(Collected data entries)

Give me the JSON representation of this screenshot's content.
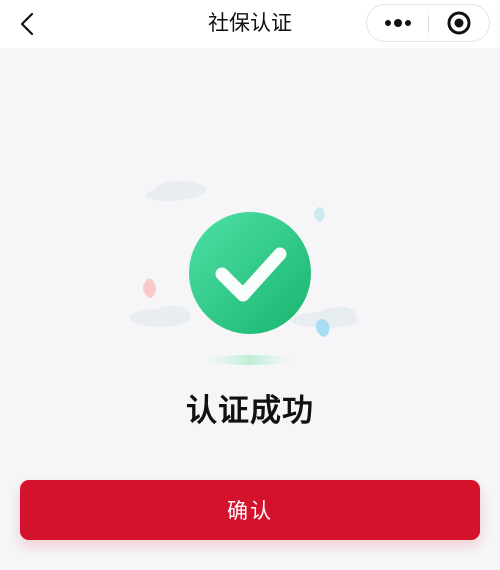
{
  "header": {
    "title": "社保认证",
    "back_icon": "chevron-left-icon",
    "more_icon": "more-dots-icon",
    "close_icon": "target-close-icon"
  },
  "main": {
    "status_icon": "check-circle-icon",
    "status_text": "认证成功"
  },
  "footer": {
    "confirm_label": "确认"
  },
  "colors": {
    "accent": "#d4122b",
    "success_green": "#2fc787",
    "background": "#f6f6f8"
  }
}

## EXERCISE DIRECTIONS
Transcribe every record above exactly as written, leaving out any pictures.

## WRITTEN REPLY
Give me the JSON representation of this screenshot's content.
{
  "header": {
    "title": "社保认证",
    "back_icon": "chevron-left-icon",
    "more_icon": "more-dots-icon",
    "close_icon": "target-close-icon"
  },
  "main": {
    "status_icon": "check-circle-icon",
    "status_text": "认证成功"
  },
  "footer": {
    "confirm_label": "确认"
  },
  "colors": {
    "accent": "#d4122b",
    "success_green": "#2fc787",
    "background": "#f6f6f8"
  }
}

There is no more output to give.